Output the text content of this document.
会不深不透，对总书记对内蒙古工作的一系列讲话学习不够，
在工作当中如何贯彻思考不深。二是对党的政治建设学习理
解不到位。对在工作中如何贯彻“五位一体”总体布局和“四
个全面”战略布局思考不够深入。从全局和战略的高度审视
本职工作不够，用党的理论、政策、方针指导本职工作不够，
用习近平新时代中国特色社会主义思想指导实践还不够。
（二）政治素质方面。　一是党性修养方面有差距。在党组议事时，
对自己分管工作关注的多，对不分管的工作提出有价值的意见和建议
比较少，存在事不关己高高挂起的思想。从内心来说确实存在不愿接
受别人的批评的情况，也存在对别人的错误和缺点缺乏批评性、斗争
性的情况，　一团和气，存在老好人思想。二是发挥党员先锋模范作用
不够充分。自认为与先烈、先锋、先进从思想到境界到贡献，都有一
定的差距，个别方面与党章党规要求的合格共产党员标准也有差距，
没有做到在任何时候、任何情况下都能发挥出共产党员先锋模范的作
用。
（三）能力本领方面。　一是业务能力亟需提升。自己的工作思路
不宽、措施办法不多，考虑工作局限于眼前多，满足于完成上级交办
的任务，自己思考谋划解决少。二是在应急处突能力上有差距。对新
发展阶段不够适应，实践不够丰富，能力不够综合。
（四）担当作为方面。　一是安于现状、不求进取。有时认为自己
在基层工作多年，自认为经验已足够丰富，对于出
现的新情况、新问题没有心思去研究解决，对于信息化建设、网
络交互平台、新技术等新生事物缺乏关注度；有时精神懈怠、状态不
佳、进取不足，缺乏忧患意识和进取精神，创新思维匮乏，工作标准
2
════════
#### OBJECTIVE
Return all of the data word for word.

#### RESULT FOR THIS TASK
Output the text content of this document.
会不深不透，对总书记对内蒙古工作的一系列讲话学习不够，
在工作当中如何贯彻思考不深。二是对党的政治建设学习理
解不到位。对在工作中如何贯彻“五位一体”总体布局和“四
个全面”战略布局思考不够深入。从全局和战略的高度审视
本职工作不够，用党的理论、政策、方针指导本职工作不够，
用习近平新时代中国特色社会主义思想指导实践还不够。
（二）政治素质方面。　一是党性修养方面有差距。在党组议事时，
对自己分管工作关注的多，对不分管的工作提出有价值的意见和建议
比较少，存在事不关己高高挂起的思想。从内心来说确实存在不愿接
受别人的批评的情况，也存在对别人的错误和缺点缺乏批评性、斗争
性的情况，　一团和气，存在老好人思想。二是发挥党员先锋模范作用
不够充分。自认为与先烈、先锋、先进从思想到境界到贡献，都有一
定的差距，个别方面与党章党规要求的合格共产党员标准也有差距，
没有做到在任何时候、任何情况下都能发挥出共产党员先锋模范的作
用。
（三）能力本领方面。　一是业务能力亟需提升。自己的工作思路
不宽、措施办法不多，考虑工作局限于眼前多，满足于完成上级交办
的任务，自己思考谋划解决少。二是在应急处突能力上有差距。对新
发展阶段不够适应，实践不够丰富，能力不够综合。
（四）担当作为方面。　一是安于现状、不求进取。有时认为自己
在基层工作多年，自认为经验已足够丰富，对于出
现的新情况、新问题没有心思去研究解决，对于信息化建设、网
络交互平台、新技术等新生事物缺乏关注度；有时精神懈怠、状态不
佳、进取不足，缺乏忧患意识和进取精神，创新思维匮乏，工作标准
2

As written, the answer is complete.